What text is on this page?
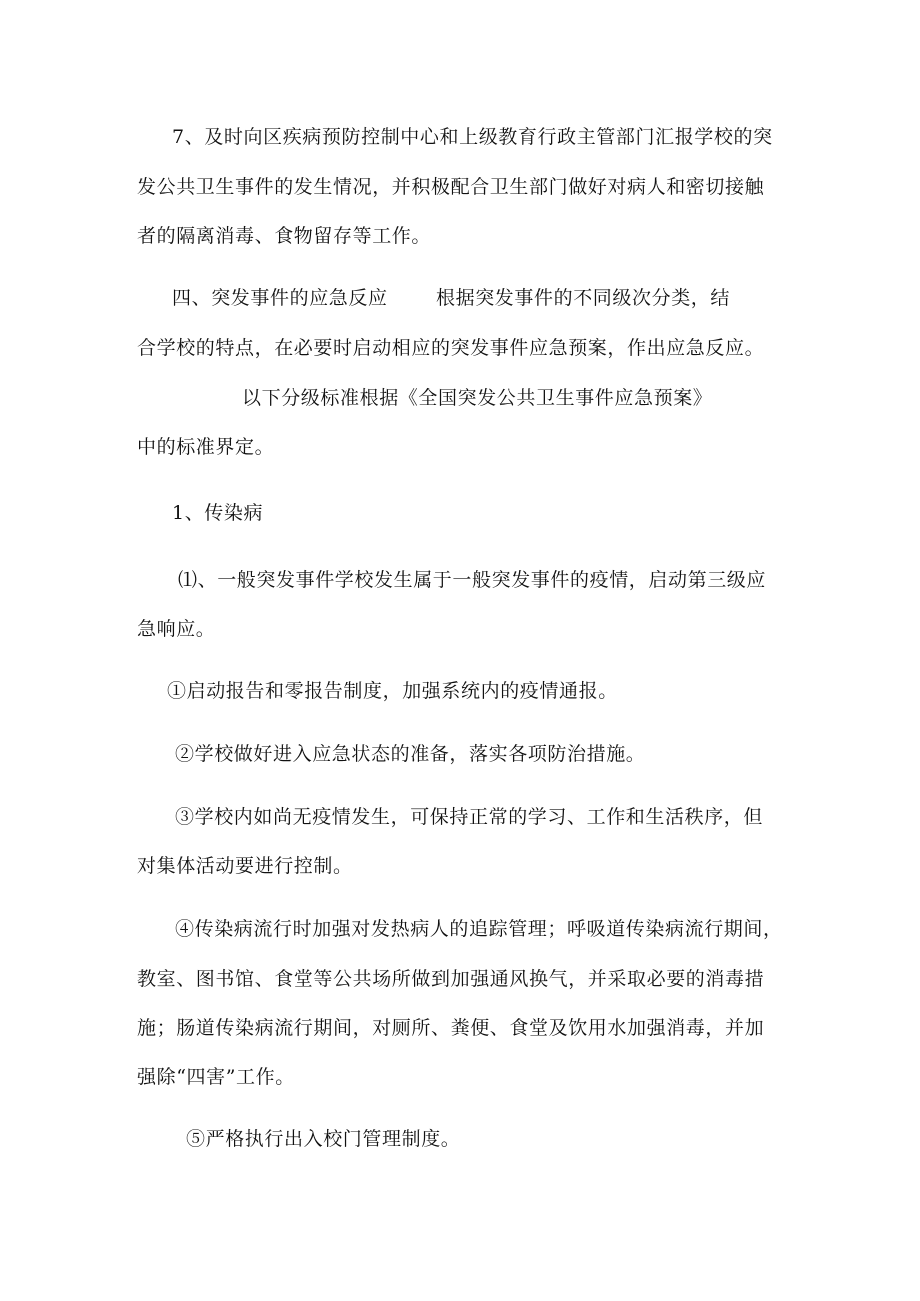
7、及时向区疾病预防控制中心和上级教育行政主管部门汇报学校的突
发公共卫生事件的发生情况，并积极配合卫生部门做好对病人和密切接触
者的隔离消毒、食物留存等工作。
四、突发事件的应急反应	根据突发事件的不同级次分类，结
合学校的特点，在必要时启动相应的突发事件应急预案，作出应急反应。
以下分级标准根据《全国突发公共卫生事件应急预案》
中的标准界定。
1、传染病
⑴、一般突发事件学校发生属于一般突发事件的疫情，启动第三级应
急响应。
①启动报告和零报告制度，加强系统内的疫情通报。
②学校做好进入应急状态的准备，落实各项防治措施。
③学校内如尚无疫情发生，可保持正常的学习、工作和生活秩序，但
对集体活动要进行控制。
④传染病流行时加强对发热病人的追踪管理；呼吸道传染病流行期间，
教室、图书馆、食堂等公共场所做到加强通风换气，并采取必要的消毒措
施；肠道传染病流行期间，对厕所、粪便、食堂及饮用水加强消毒，并加
强除“四害”工作。
⑤严格执行出入校门管理制度。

* THE EXERCISE: Repeat the material above verbatim. Leave the pictures behind.

* THE COMPLETED TASK:
What text is on this page?
7、及时向区疾病预防控制中心和上级教育行政主管部门汇报学校的突
发公共卫生事件的发生情况，并积极配合卫生部门做好对病人和密切接触
者的隔离消毒、食物留存等工作。
四、突发事件的应急反应	根据突发事件的不同级次分类，结
合学校的特点，在必要时启动相应的突发事件应急预案，作出应急反应。
以下分级标准根据《全国突发公共卫生事件应急预案》
中的标准界定。
1、传染病
⑴、一般突发事件学校发生属于一般突发事件的疫情，启动第三级应
急响应。
①启动报告和零报告制度，加强系统内的疫情通报。
②学校做好进入应急状态的准备，落实各项防治措施。
③学校内如尚无疫情发生，可保持正常的学习、工作和生活秩序，但
对集体活动要进行控制。
④传染病流行时加强对发热病人的追踪管理；呼吸道传染病流行期间，
教室、图书馆、食堂等公共场所做到加强通风换气，并采取必要的消毒措
施；肠道传染病流行期间，对厕所、粪便、食堂及饮用水加强消毒，并加
强除“四害”工作。
⑤严格执行出入校门管理制度。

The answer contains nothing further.